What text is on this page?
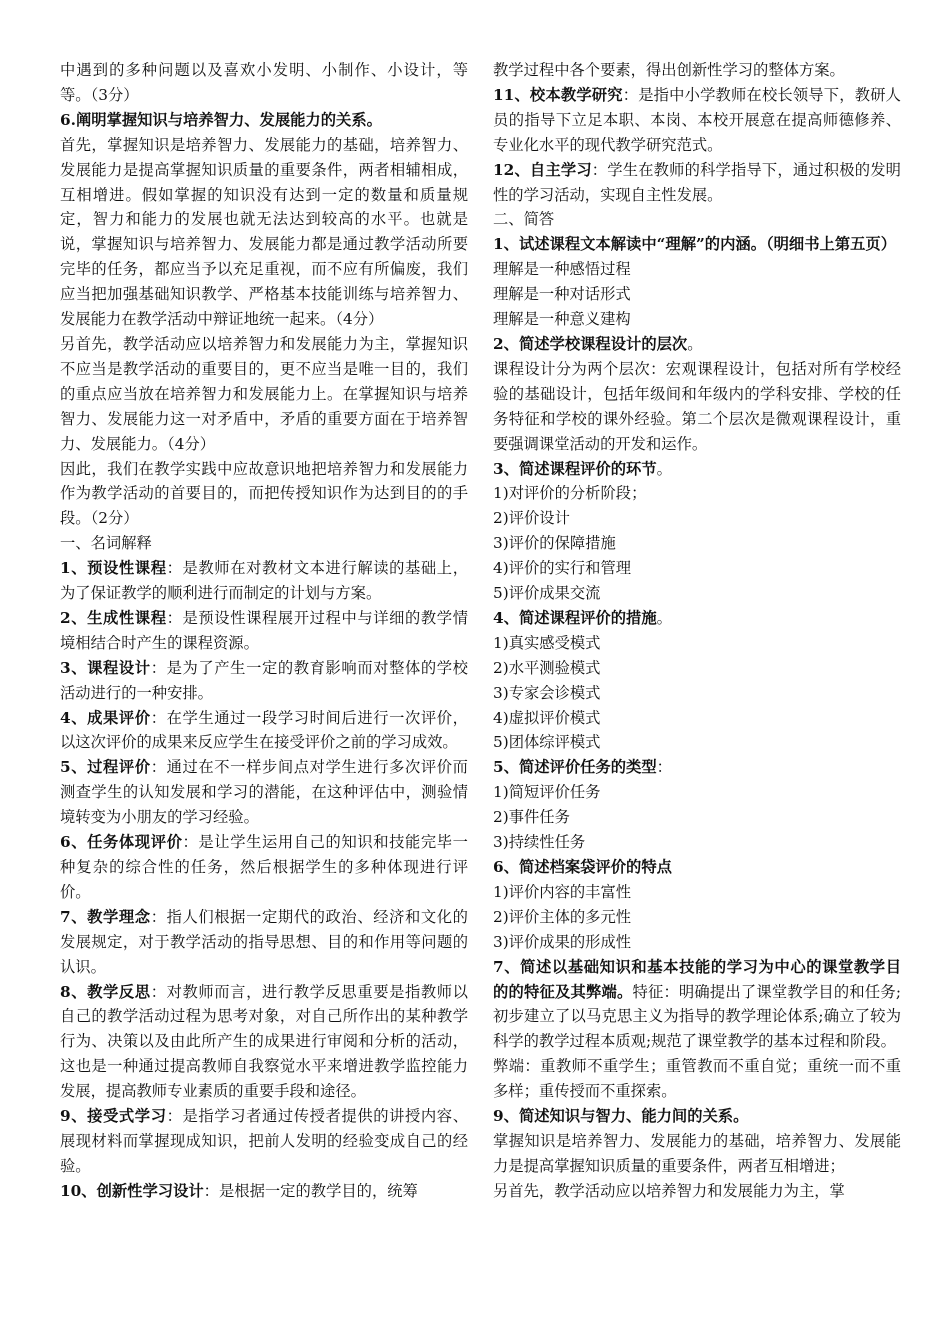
中遇到的多种问题以及喜欢小发明、小制作、小设计，等等。（3分）

6.阐明掌握知识与培养智力、发展能力的关系。

首先，掌握知识是培养智力、发展能力的基础，培养智力、发展能力是提高掌握知识质量的重要条件，两者相辅相成，互相增进。假如掌握的知识没有达到一定的数量和质量规定，智力和能力的发展也就无法达到较高的水平。也就是说，掌握知识与培养智力、发展能力都是通过教学活动所要完毕的任务，都应当予以充足重视，而不应有所偏废，我们应当把加强基础知识教学、严格基本技能训练与培养智力、发展能力在教学活动中辩证地统一起来。（4分）

另首先，教学活动应以培养智力和发展能力为主，掌握知识不应当是教学活动的重要目的，更不应当是唯一目的，我们的重点应当放在培养智力和发展能力上。在掌握知识与培养智力、发展能力这一对矛盾中，矛盾的重要方面在于培养智力、发展能力。（4分）

因此，我们在教学实践中应故意识地把培养智力和发展能力作为教学活动的首要目的，而把传授知识作为达到目的的手段。（2分）

一、名词解释

1、预设性课程：是教师在对教材文本进行解读的基础上，为了保证教学的顺利进行而制定的计划与方案。

2、生成性课程：是预设性课程展开过程中与详细的教学情境相结合时产生的课程资源。

3、课程设计：是为了产生一定的教育影响而对整体的学校活动进行的一种安排。

4、成果评价：在学生通过一段学习时间后进行一次评价，以这次评价的成果来反应学生在接受评价之前的学习成效。

5、过程评价：通过在不一样步间点对学生进行多次评价而测查学生的认知发展和学习的潜能，在这种评估中，测验情境转变为小朋友的学习经验。

6、任务体现评价：是让学生运用自己的知识和技能完毕一种复杂的综合性的任务，然后根据学生的多种体现进行评价。

7、教学理念：指人们根据一定期代的政治、经济和文化的发展规定，对于教学活动的指导思想、目的和作用等问题的认识。

8、教学反思：对教师而言，进行教学反思重要是指教师以自己的教学活动过程为思考对象，对自己所作出的某种教学行为、决策以及由此所产生的成果进行审阅和分析的活动，这也是一种通过提高教师自我察觉水平来增进教学监控能力发展，提高教师专业素质的重要手段和途径。

9、接受式学习：是指学习者通过传授者提供的讲授内容、展现材料而掌握现成知识，把前人发明的经验变成自己的经验。

10、创新性学习设计：是根据一定的教学目的，统筹

教学过程中各个要素，得出创新性学习的整体方案。

11、校本教学研究：是指中小学教师在校长领导下，教研人员的指导下立足本职、本岗、本校开展意在提高师德修养、专业化水平的现代教学研究范式。

12、自主学习：学生在教师的科学指导下，通过积极的发明性的学习活动，实现自主性发展。

二、简答

1、试述课程文本解读中“理解”的内涵。（明细书上第五页）

理解是一种感悟过程

理解是一种对话形式

理解是一种意义建构

2、简述学校课程设计的层次。

课程设计分为两个层次：宏观课程设计，包括对所有学校经验的基础设计，包括年级间和年级内的学科安排、学校的任务特征和学校的课外经验。第二个层次是微观课程设计，重要强调课堂活动的开发和运作。

3、简述课程评价的环节。

1)对评价的分析阶段；

2)评价设计

3)评价的保障措施

4)评价的实行和管理

5)评价成果交流

4、简述课程评价的措施。

1)真实感受模式

2)水平测验模式

3)专家会诊模式

4)虚拟评价模式

5)团体综评模式

5、简述评价任务的类型：

1)简短评价任务

2)事件任务

3)持续性任务

6、简述档案袋评价的特点

1)评价内容的丰富性

2)评价主体的多元性

3)评价成果的形成性

7、简述以基础知识和基本技能的学习为中心的课堂教学目的的特征及其弊端。特征：明确提出了课堂教学目的和任务;初步建立了以马克思主义为指导的教学理论体系;确立了较为科学的教学过程本质观;规范了课堂教学的基本过程和阶段。

弊端：重教师不重学生；重管教而不重自觉；重统一而不重多样；重传授而不重探索。

9、简述知识与智力、能力间的关系。

掌握知识是培养智力、发展能力的基础，培养智力、发展能力是提高掌握知识质量的重要条件，两者互相增进；

另首先，教学活动应以培养智力和发展能力为主，掌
◇ ◇ ◇
Task requirements = Return only those lines of the records that contain the string "掌握知识是培养智力".

Exercise response =
首先，掌握知识是培养智力、发展能力的基础，培养智力、发展能力是提高掌握知识质量的重要条件，两者相辅相成，互相增进。假如掌握的知识没有达到一定的数量和质量规定，智力和能力的发展也就无法达到较高的水平。也就是说，掌握知识与培养智力、发展能力都是通过教学活动所要完毕的任务，都应当予以充足重视，而不应有所偏废，我们应当把加强基础知识教学、严格基本技能训练与培养智力、发展能力在教学活动中辩证地统一起来。（4分）
掌握知识是培养智力、发展能力的基础，培养智力、发展能力是提高掌握知识质量的重要条件，两者互相增进；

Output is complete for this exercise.